Items from a dataset
──────────

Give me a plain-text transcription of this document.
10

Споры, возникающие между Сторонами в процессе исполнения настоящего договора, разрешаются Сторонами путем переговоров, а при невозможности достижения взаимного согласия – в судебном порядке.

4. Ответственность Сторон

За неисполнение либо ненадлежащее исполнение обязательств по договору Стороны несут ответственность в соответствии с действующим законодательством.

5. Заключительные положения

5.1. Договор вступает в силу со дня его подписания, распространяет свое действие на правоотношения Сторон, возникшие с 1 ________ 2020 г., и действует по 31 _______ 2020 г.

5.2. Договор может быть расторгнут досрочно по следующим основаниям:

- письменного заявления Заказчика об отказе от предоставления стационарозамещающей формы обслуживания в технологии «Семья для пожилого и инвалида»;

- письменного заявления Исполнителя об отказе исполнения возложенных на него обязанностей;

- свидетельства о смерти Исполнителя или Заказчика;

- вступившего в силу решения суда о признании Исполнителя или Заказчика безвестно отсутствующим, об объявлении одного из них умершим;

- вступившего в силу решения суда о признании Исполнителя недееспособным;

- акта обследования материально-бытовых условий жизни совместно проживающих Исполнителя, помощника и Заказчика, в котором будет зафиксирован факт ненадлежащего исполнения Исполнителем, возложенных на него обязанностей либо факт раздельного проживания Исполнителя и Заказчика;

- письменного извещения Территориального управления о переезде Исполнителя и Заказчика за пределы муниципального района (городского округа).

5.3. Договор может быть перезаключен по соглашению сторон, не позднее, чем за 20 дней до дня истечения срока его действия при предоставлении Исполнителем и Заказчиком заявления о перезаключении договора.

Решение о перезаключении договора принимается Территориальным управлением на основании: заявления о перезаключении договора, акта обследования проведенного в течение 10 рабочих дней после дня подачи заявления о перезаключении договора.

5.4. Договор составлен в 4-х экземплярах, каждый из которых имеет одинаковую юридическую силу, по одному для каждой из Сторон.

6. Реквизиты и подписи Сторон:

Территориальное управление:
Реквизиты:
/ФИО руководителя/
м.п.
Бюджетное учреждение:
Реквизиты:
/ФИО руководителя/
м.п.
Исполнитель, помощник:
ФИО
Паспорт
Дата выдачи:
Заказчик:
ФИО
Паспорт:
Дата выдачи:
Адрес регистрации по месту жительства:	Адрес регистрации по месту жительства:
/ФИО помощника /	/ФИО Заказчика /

──────────

- _WRITTEN TASK_:
Pick every line with "обязанностей" in it and copy it.

- _THE OUTPUT_:
- письменного заявления Исполнителя об отказе исполнения возложенных на него обязанностей;
- акта обследования материально-бытовых условий жизни совместно проживающих Исполнителя, помощника и Заказчика, в котором будет зафиксирован факт ненадлежащего исполнения Исполнителем, возложенных на него обязанностей либо факт раздельного проживания Исполнителя и Заказчика;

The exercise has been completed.